(Stored items)

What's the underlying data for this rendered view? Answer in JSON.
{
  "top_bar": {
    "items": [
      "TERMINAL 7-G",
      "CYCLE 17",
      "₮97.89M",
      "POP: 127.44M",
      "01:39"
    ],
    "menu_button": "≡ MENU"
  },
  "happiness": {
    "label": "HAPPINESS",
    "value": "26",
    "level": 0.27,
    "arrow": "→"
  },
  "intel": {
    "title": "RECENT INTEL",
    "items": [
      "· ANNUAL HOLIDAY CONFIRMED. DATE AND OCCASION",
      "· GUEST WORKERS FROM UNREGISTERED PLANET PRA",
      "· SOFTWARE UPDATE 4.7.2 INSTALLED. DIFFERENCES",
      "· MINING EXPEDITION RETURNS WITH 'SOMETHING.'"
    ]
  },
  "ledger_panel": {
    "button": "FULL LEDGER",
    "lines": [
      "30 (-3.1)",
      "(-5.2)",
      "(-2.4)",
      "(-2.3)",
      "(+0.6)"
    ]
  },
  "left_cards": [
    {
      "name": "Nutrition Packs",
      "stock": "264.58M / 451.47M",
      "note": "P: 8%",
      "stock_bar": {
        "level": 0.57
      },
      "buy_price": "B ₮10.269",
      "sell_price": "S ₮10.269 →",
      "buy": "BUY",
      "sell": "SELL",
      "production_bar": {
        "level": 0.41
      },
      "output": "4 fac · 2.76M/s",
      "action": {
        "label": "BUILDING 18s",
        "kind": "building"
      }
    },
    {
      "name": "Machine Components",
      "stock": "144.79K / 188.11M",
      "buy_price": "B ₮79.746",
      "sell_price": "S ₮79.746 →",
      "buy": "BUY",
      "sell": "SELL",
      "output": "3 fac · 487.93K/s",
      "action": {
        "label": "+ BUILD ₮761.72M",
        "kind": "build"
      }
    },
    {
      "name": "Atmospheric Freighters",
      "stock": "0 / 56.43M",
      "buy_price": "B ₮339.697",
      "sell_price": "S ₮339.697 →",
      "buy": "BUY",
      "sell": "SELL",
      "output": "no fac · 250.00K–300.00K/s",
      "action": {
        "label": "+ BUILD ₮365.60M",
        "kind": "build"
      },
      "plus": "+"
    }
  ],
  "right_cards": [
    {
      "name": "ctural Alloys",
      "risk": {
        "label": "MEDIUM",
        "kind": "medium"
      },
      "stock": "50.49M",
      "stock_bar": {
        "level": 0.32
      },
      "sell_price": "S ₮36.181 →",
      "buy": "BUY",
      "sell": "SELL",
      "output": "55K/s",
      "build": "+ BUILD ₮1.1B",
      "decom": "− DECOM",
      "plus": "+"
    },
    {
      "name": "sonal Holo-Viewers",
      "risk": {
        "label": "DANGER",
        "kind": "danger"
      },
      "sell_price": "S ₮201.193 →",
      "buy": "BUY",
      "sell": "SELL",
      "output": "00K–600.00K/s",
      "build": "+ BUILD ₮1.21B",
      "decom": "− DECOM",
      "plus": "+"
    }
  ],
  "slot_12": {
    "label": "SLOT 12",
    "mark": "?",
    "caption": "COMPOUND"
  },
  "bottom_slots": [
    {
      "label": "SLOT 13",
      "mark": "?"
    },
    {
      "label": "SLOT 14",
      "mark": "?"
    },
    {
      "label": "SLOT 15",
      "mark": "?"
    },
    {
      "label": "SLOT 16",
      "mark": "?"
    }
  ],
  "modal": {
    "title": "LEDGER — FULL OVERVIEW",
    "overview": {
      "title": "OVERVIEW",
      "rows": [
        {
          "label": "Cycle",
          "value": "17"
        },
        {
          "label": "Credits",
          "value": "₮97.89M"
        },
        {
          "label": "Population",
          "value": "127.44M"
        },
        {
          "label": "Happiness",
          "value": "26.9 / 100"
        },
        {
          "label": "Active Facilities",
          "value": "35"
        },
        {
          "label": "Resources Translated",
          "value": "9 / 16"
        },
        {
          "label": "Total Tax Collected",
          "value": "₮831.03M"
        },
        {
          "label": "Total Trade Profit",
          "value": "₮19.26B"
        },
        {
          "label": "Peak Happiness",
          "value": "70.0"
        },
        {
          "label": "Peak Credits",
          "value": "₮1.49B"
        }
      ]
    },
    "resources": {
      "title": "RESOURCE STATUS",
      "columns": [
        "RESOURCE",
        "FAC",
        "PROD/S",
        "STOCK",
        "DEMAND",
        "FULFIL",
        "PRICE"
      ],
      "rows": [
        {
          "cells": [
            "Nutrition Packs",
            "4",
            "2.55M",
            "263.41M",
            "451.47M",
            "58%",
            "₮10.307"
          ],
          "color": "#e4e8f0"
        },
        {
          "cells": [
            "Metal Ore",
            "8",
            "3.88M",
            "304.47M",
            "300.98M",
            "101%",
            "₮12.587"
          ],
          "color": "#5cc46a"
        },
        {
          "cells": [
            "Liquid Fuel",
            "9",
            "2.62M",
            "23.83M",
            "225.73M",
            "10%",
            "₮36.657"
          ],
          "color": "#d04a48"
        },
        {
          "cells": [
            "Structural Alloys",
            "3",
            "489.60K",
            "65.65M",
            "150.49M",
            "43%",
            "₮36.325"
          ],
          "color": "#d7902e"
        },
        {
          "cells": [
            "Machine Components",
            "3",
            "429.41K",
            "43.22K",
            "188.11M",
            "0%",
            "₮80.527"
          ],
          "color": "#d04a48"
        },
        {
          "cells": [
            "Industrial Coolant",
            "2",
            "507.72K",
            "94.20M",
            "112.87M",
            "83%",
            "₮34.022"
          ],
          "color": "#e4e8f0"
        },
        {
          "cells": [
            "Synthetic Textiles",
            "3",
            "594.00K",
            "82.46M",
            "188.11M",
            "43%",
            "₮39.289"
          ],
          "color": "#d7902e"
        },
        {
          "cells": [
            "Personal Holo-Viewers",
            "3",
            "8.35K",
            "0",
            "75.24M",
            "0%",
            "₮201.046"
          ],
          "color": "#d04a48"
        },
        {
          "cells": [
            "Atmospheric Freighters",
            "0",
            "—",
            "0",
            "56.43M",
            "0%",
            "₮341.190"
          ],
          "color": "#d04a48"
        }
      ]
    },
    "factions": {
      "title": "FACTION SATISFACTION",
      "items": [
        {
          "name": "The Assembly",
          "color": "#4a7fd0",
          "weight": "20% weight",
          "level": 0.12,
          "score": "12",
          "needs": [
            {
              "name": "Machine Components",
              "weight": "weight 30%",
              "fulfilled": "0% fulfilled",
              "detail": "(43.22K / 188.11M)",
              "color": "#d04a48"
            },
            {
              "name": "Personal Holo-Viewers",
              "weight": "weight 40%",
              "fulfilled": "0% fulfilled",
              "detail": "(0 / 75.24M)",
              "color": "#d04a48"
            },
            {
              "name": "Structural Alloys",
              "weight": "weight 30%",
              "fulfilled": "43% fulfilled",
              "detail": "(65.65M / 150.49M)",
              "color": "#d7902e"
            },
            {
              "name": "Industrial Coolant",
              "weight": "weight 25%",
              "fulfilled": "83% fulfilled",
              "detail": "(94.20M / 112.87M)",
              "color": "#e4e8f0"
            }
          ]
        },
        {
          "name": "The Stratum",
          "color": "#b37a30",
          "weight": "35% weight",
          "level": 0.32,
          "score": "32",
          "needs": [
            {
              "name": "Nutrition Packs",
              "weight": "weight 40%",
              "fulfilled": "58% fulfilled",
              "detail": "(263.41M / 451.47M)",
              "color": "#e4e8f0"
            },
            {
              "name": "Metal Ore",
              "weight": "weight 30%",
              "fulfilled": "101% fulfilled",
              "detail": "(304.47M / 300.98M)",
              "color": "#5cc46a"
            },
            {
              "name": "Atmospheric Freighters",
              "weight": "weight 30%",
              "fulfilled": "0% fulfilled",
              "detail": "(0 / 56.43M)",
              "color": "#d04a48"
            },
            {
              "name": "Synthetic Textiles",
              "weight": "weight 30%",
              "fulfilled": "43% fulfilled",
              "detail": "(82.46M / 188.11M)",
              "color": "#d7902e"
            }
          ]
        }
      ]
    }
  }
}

• _What is needed_
Go through the records above, find every line with the word "Nutrition", and list those lines.

• _Answer below_
      "name": "Nutrition Packs",
            "Nutrition Packs",
              "name": "Nutrition Packs",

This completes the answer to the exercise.